# [TASK TO COMPLETE]
Your task is to reproduce the material exactly.

[start of MATERIAL FOR THE TASK]

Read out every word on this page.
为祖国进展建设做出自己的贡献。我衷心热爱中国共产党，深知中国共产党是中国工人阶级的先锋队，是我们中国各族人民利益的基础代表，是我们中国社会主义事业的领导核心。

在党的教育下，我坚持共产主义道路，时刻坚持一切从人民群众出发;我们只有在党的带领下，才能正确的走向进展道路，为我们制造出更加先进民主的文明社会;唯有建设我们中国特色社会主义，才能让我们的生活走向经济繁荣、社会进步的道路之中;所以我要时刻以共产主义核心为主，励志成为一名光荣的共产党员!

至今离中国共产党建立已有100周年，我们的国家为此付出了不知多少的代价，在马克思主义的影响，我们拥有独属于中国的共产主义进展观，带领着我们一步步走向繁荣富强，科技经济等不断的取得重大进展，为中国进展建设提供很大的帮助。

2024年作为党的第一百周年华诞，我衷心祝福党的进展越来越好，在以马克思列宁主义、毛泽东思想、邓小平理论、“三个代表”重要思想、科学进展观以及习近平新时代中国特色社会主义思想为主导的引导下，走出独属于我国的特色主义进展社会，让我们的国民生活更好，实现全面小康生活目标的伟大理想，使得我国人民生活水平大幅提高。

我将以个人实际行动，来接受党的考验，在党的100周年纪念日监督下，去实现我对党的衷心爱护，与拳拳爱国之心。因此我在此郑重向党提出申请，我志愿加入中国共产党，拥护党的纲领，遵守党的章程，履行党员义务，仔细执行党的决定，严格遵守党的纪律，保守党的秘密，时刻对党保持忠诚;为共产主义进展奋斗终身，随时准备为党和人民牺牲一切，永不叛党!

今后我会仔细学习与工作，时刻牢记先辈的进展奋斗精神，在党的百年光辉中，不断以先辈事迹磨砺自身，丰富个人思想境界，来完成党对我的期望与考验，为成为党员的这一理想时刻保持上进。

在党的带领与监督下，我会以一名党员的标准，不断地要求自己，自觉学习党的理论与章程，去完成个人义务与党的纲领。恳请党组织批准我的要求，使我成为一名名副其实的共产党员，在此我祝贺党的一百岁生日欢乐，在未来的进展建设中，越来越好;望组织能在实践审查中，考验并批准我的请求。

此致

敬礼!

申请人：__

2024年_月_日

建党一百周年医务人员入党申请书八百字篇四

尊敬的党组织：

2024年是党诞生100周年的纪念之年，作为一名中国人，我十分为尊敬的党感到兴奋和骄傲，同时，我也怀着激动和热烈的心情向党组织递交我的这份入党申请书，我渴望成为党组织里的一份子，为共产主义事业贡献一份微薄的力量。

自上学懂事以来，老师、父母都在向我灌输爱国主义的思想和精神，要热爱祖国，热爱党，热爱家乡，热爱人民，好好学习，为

[end of MATERIAL FOR THE TASK]

# [SOLUTION]
Read out every word on this page.
为祖国进展建设做出自己的贡献。我衷心热爱中国共产党，深知中国共产党是中国工人阶级的先锋队，是我们中国各族人民利益的基础代表，是我们中国社会主义事业的领导核心。

在党的教育下，我坚持共产主义道路，时刻坚持一切从人民群众出发;我们只有在党的带领下，才能正确的走向进展道路，为我们制造出更加先进民主的文明社会;唯有建设我们中国特色社会主义，才能让我们的生活走向经济繁荣、社会进步的道路之中;所以我要时刻以共产主义核心为主，励志成为一名光荣的共产党员!

至今离中国共产党建立已有100周年，我们的国家为此付出了不知多少的代价，在马克思主义的影响，我们拥有独属于中国的共产主义进展观，带领着我们一步步走向繁荣富强，科技经济等不断的取得重大进展，为中国进展建设提供很大的帮助。

2024年作为党的第一百周年华诞，我衷心祝福党的进展越来越好，在以马克思列宁主义、毛泽东思想、邓小平理论、“三个代表”重要思想、科学进展观以及习近平新时代中国特色社会主义思想为主导的引导下，走出独属于我国的特色主义进展社会，让我们的国民生活更好，实现全面小康生活目标的伟大理想，使得我国人民生活水平大幅提高。

我将以个人实际行动，来接受党的考验，在党的100周年纪念日监督下，去实现我对党的衷心爱护，与拳拳爱国之心。因此我在此郑重向党提出申请，我志愿加入中国共产党，拥护党的纲领，遵守党的章程，履行党员义务，仔细执行党的决定，严格遵守党的纪律，保守党的秘密，时刻对党保持忠诚;为共产主义进展奋斗终身，随时准备为党和人民牺牲一切，永不叛党!

今后我会仔细学习与工作，时刻牢记先辈的进展奋斗精神，在党的百年光辉中，不断以先辈事迹磨砺自身，丰富个人思想境界，来完成党对我的期望与考验，为成为党员的这一理想时刻保持上进。

在党的带领与监督下，我会以一名党员的标准，不断地要求自己，自觉学习党的理论与章程，去完成个人义务与党的纲领。恳请党组织批准我的要求，使我成为一名名副其实的共产党员，在此我祝贺党的一百岁生日欢乐，在未来的进展建设中，越来越好;望组织能在实践审查中，考验并批准我的请求。

此致

敬礼!

申请人：__

2024年_月_日

建党一百周年医务人员入党申请书八百字篇四

尊敬的党组织：

2024年是党诞生100周年的纪念之年，作为一名中国人，我十分为尊敬的党感到兴奋和骄傲，同时，我也怀着激动和热烈的心情向党组织递交我的这份入党申请书，我渴望成为党组织里的一份子，为共产主义事业贡献一份微薄的力量。

自上学懂事以来，老师、父母都在向我灌输爱国主义的思想和精神，要热爱祖国，热爱党，热爱家乡，热爱人民，好好学习，为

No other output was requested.